• [Exercise materials]:
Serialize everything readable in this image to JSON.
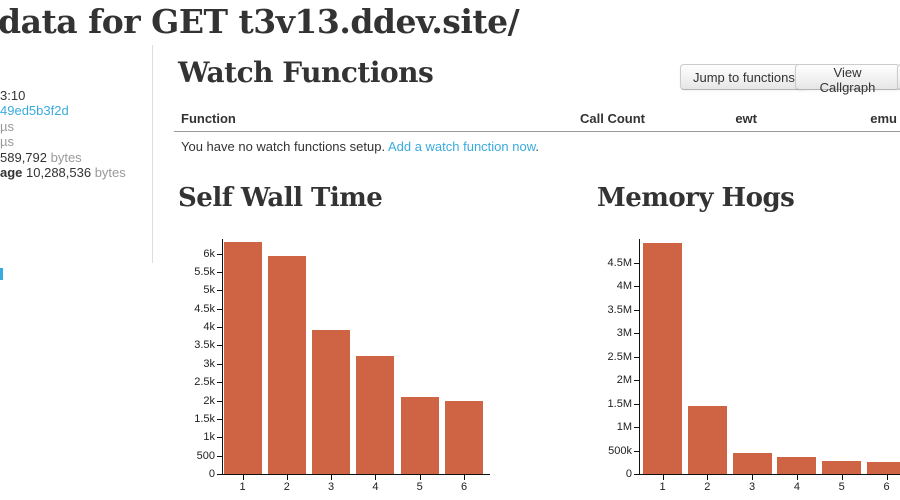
{
  "page": {
    "title": "data for GET t3v13.ddev.site/"
  },
  "sidebar": {
    "lines": [
      [
        {
          "t": "3:10",
          "s": "text"
        }
      ],
      [
        {
          "t": "49ed5b3f2d",
          "s": "link"
        }
      ],
      [
        {
          "t": "µs",
          "s": "muted"
        }
      ],
      [
        {
          "t": "µs",
          "s": "muted"
        }
      ],
      [
        {
          "t": "589,792 ",
          "s": "text"
        },
        {
          "t": "bytes",
          "s": "muted"
        }
      ],
      [
        {
          "t": "age ",
          "s": "bold"
        },
        {
          "t": "10,288,536 ",
          "s": "text"
        },
        {
          "t": "bytes",
          "s": "muted"
        }
      ]
    ]
  },
  "watch": {
    "heading": "Watch Functions",
    "buttons": {
      "jump": "Jump to functions",
      "callgraph": "View Callgraph"
    },
    "columns": [
      "Function",
      "Call Count",
      "ewt",
      "emu"
    ],
    "empty": {
      "text": "You have no watch functions setup. ",
      "link": "Add a watch function now",
      "after": "."
    }
  },
  "chart_data": [
    {
      "type": "bar",
      "title": "Self Wall Time",
      "xlabel": "",
      "ylabel": "",
      "categories": [
        "1",
        "2",
        "3",
        "4",
        "5",
        "6"
      ],
      "values": [
        6320,
        5950,
        3930,
        3220,
        2110,
        1990
      ],
      "ylim": [
        0,
        6400
      ],
      "yticks": [
        {
          "v": 0,
          "label": "0"
        },
        {
          "v": 500,
          "label": "500"
        },
        {
          "v": 1000,
          "label": "1k"
        },
        {
          "v": 1500,
          "label": "1.5k"
        },
        {
          "v": 2000,
          "label": "2k"
        },
        {
          "v": 2500,
          "label": "2.5k"
        },
        {
          "v": 3000,
          "label": "3k"
        },
        {
          "v": 3500,
          "label": "3.5k"
        },
        {
          "v": 4000,
          "label": "4k"
        },
        {
          "v": 4500,
          "label": "4.5k"
        },
        {
          "v": 5000,
          "label": "5k"
        },
        {
          "v": 5500,
          "label": "5.5k"
        },
        {
          "v": 6000,
          "label": "6k"
        }
      ],
      "grid": false,
      "legend": "none"
    },
    {
      "type": "bar",
      "title": "Memory Hogs",
      "xlabel": "",
      "ylabel": "",
      "categories": [
        "1",
        "2",
        "3",
        "4",
        "5",
        "6"
      ],
      "values": [
        4920000,
        1460000,
        440000,
        360000,
        280000,
        260000
      ],
      "ylim": [
        0,
        5010000
      ],
      "yticks": [
        {
          "v": 0,
          "label": "0"
        },
        {
          "v": 500000,
          "label": "500k"
        },
        {
          "v": 1000000,
          "label": "1M"
        },
        {
          "v": 1500000,
          "label": "1.5M"
        },
        {
          "v": 2000000,
          "label": "2M"
        },
        {
          "v": 2500000,
          "label": "2.5M"
        },
        {
          "v": 3000000,
          "label": "3M"
        },
        {
          "v": 3500000,
          "label": "3.5M"
        },
        {
          "v": 4000000,
          "label": "4M"
        },
        {
          "v": 4500000,
          "label": "4.5M"
        }
      ],
      "grid": false,
      "legend": "none"
    }
  ],
  "colors": {
    "bar": "#cf6444",
    "link": "#3aabdf",
    "heading": "#333333",
    "muted": "#999999",
    "axis": "#111111",
    "divider": "#dddddd"
  }
}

• [What you will do]: Without the pictures, repeat the listing above exactly.

• [Exercise output]:
Serialize everything readable in this image to JSON.
{
  "page": {
    "title": "data for GET t3v13.ddev.site/"
  },
  "sidebar": {
    "lines": [
      [
        {
          "t": "3:10",
          "s": "text"
        }
      ],
      [
        {
          "t": "49ed5b3f2d",
          "s": "link"
        }
      ],
      [
        {
          "t": "µs",
          "s": "muted"
        }
      ],
      [
        {
          "t": "µs",
          "s": "muted"
        }
      ],
      [
        {
          "t": "589,792 ",
          "s": "text"
        },
        {
          "t": "bytes",
          "s": "muted"
        }
      ],
      [
        {
          "t": "age ",
          "s": "bold"
        },
        {
          "t": "10,288,536 ",
          "s": "text"
        },
        {
          "t": "bytes",
          "s": "muted"
        }
      ]
    ]
  },
  "watch": {
    "heading": "Watch Functions",
    "buttons": {
      "jump": "Jump to functions",
      "callgraph": "View Callgraph"
    },
    "columns": [
      "Function",
      "Call Count",
      "ewt",
      "emu"
    ],
    "empty": {
      "text": "You have no watch functions setup. ",
      "link": "Add a watch function now",
      "after": "."
    }
  },
  "chart_data": [
    {
      "type": "bar",
      "title": "Self Wall Time",
      "xlabel": "",
      "ylabel": "",
      "categories": [
        "1",
        "2",
        "3",
        "4",
        "5",
        "6"
      ],
      "values": [
        6320,
        5950,
        3930,
        3220,
        2110,
        1990
      ],
      "ylim": [
        0,
        6400
      ],
      "yticks": [
        {
          "v": 0,
          "label": "0"
        },
        {
          "v": 500,
          "label": "500"
        },
        {
          "v": 1000,
          "label": "1k"
        },
        {
          "v": 1500,
          "label": "1.5k"
        },
        {
          "v": 2000,
          "label": "2k"
        },
        {
          "v": 2500,
          "label": "2.5k"
        },
        {
          "v": 3000,
          "label": "3k"
        },
        {
          "v": 3500,
          "label": "3.5k"
        },
        {
          "v": 4000,
          "label": "4k"
        },
        {
          "v": 4500,
          "label": "4.5k"
        },
        {
          "v": 5000,
          "label": "5k"
        },
        {
          "v": 5500,
          "label": "5.5k"
        },
        {
          "v": 6000,
          "label": "6k"
        }
      ],
      "grid": false,
      "legend": "none"
    },
    {
      "type": "bar",
      "title": "Memory Hogs",
      "xlabel": "",
      "ylabel": "",
      "categories": [
        "1",
        "2",
        "3",
        "4",
        "5",
        "6"
      ],
      "values": [
        4920000,
        1460000,
        440000,
        360000,
        280000,
        260000
      ],
      "ylim": [
        0,
        5010000
      ],
      "yticks": [
        {
          "v": 0,
          "label": "0"
        },
        {
          "v": 500000,
          "label": "500k"
        },
        {
          "v": 1000000,
          "label": "1M"
        },
        {
          "v": 1500000,
          "label": "1.5M"
        },
        {
          "v": 2000000,
          "label": "2M"
        },
        {
          "v": 2500000,
          "label": "2.5M"
        },
        {
          "v": 3000000,
          "label": "3M"
        },
        {
          "v": 3500000,
          "label": "3.5M"
        },
        {
          "v": 4000000,
          "label": "4M"
        },
        {
          "v": 4500000,
          "label": "4.5M"
        }
      ],
      "grid": false,
      "legend": "none"
    }
  ],
  "colors": {
    "bar": "#cf6444",
    "link": "#3aabdf",
    "heading": "#333333",
    "muted": "#999999",
    "axis": "#111111",
    "divider": "#dddddd"
  }
}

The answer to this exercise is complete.